ÉNONCÉ DU PROBLÈME 1: Dans les enregistrements, remplacez « components » par « elements » et recopiez les lignes allant du début des enregistrements jusqu'à la ligne contenant « 134, 423, 150] » incluse, sans rien changer d'autre.
━━━━━━━━━━
Suite et fin de notre interview d’Antonín Panenka, qui nous parle de sa jeunesse et de son rapport au football.
Qu’est-ce qui vous a attiré vers le football ?
Ça a commencé avec mon père. C’était un grand fan de football. Il aimait le sport en général, mais le football encore plus. J’ai commencé à jouer un peu partout, dans les parcs, sur les places, dans la rue… J’étais doué. J’ai reçu un don de Dieu et j’étais plus doué que les autres. Mon père suivait cette évolution et chaque samedi et dimanche il m’emmenait voir des matches. Quatre, cinq, six matches, des championnats mineurs jusqu’à la première division. Donc il m’a créé un lien particulier avec le football, ça me plaisait. Et comme j’étais doué pour jouer…
Et qu’est-ce qui vous plaît encore dans le football aujourd’hui ?
━━━━━━━━━━
ÉNONCÉ DU PROBLÈME 2: Réécrivez sous forme de liste le paragraphe de l'interview qui commence par « Ça a commencé avec mon père », en gardant ses faits principaux.
━━━━━━━━━━
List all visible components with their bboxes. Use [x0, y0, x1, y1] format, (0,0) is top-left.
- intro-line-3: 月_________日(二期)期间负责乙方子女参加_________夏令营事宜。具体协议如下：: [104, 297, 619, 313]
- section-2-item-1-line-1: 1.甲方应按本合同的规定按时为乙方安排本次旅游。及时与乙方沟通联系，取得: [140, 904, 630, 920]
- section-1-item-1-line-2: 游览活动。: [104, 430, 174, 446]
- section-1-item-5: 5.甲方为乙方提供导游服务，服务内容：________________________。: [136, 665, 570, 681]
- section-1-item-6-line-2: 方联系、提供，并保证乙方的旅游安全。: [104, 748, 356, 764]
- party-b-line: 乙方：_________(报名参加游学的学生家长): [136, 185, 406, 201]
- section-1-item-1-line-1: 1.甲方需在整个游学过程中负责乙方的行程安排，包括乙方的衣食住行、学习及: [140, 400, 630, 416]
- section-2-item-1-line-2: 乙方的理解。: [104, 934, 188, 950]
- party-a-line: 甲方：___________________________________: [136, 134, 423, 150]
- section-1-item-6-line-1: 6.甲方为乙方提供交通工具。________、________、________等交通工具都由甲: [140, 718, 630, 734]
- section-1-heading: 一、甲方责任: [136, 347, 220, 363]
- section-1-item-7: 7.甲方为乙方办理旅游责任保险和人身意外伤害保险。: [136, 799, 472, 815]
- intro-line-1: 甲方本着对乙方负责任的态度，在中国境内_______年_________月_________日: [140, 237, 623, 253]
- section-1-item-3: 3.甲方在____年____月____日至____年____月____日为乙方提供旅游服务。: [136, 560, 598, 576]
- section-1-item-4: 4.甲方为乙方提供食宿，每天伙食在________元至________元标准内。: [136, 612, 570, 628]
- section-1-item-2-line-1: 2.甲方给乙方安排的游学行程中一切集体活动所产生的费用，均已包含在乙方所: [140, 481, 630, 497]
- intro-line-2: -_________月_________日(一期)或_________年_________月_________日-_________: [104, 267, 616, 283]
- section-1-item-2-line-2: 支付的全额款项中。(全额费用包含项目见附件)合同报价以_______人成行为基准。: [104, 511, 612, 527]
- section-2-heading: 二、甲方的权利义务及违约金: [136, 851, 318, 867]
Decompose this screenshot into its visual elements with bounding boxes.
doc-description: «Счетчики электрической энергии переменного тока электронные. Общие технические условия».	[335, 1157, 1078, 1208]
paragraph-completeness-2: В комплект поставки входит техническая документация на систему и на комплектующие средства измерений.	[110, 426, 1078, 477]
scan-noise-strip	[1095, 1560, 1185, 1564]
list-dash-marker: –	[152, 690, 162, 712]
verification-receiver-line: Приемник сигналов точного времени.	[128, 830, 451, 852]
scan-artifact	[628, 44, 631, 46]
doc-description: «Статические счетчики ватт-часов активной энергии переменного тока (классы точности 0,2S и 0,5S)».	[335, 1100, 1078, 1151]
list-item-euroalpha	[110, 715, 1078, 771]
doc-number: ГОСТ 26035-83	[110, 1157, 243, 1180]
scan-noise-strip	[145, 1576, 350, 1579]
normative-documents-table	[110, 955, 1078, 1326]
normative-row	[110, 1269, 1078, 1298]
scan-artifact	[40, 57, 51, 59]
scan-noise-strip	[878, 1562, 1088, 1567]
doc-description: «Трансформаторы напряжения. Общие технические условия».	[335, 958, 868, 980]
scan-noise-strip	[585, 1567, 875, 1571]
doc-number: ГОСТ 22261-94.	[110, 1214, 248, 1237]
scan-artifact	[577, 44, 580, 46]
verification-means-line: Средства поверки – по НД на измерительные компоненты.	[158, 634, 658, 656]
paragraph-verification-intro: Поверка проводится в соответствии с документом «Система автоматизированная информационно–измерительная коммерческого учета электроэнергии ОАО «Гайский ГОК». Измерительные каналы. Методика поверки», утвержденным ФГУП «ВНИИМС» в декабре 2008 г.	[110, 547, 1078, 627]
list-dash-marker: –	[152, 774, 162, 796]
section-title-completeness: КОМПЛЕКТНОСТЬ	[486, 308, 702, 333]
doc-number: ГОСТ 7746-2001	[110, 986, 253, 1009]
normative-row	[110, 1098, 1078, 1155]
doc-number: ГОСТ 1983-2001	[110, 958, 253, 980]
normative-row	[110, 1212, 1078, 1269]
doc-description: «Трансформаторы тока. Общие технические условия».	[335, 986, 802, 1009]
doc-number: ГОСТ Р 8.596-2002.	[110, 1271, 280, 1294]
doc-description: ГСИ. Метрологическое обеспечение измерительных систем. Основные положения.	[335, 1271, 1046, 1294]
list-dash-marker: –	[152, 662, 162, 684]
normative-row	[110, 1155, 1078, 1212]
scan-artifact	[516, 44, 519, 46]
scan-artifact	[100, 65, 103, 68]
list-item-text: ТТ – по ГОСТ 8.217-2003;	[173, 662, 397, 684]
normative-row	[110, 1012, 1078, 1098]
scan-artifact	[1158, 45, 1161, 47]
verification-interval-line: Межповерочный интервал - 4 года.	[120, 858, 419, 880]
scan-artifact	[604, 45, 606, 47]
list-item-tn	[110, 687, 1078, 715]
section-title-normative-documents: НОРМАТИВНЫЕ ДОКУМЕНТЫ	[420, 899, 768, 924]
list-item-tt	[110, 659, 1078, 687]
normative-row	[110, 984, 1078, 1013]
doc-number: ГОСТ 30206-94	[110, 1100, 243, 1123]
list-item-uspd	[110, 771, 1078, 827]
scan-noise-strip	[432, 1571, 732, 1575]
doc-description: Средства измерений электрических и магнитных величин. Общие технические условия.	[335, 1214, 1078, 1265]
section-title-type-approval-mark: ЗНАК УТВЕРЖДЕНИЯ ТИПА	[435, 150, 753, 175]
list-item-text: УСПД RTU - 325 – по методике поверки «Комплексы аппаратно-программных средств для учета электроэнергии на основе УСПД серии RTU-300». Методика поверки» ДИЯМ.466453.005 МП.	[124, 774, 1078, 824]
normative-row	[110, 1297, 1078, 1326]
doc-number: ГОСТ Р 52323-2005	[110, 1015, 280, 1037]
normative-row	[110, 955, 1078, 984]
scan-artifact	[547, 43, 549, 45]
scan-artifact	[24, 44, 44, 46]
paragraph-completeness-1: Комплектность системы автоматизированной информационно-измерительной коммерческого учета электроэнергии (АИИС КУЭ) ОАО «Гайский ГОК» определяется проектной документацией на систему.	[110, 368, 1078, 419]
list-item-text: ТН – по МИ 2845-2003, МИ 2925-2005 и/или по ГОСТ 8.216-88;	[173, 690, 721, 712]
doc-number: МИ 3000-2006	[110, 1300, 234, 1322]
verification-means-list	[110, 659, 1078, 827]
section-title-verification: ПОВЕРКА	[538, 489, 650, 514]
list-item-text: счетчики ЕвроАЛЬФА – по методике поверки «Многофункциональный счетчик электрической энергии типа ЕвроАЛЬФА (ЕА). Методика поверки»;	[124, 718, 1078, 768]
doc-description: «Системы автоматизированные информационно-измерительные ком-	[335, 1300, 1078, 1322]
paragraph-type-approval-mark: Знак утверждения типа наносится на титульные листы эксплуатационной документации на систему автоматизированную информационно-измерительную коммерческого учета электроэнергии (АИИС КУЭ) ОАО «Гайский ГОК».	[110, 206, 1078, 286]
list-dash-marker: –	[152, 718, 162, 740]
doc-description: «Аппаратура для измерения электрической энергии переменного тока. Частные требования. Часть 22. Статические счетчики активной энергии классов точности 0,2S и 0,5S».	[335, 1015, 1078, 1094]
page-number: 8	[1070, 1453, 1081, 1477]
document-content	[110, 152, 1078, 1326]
━━━━━━━━━━
RÉPONSE FINALE 1:
List all visible elements with their bboxes. Use [x0, y0, x1, y1] format, (0,0) is top-left.
- intro-line-3: 月_________日(二期)期间负责乙方子女参加_________夏令营事宜。具体协议如下：: [104, 297, 619, 313]
- section-2-item-1-line-1: 1.甲方应按本合同的规定按时为乙方安排本次旅游。及时与乙方沟通联系，取得: [140, 904, 630, 920]
- section-1-item-1-line-2: 游览活动。: [104, 430, 174, 446]
- section-1-item-5: 5.甲方为乙方提供导游服务，服务内容：________________________。: [136, 665, 570, 681]
- section-1-item-6-line-2: 方联系、提供，并保证乙方的旅游安全。: [104, 748, 356, 764]
- party-b-line: 乙方：_________(报名参加游学的学生家长): [136, 185, 406, 201]
- section-1-item-1-line-1: 1.甲方需在整个游学过程中负责乙方的行程安排，包括乙方的衣食住行、学习及: [140, 400, 630, 416]
- section-2-item-1-line-2: 乙方的理解。: [104, 934, 188, 950]
- party-a-line: 甲方：___________________________________: [136, 134, 423, 150]

RÉPONSE FINALE 2:
- L'attrait de Panenka pour le football vient de son père, grand amateur de sport et surtout de football.
- Panenka a commencé à jouer un peu partout : dans les parcs, sur les places, dans la rue.
- Panenka était plus doué que les autres, un don de Dieu selon ses mots.
- Son père suivait cette évolution.
- Chaque samedi et dimanche, son père l'emmenait voir quatre, cinq ou six matches, des championnats mineurs jusqu'à la première division.
- Son père a ainsi créé chez Panenka un lien particulier avec le football, qui lui plaisait.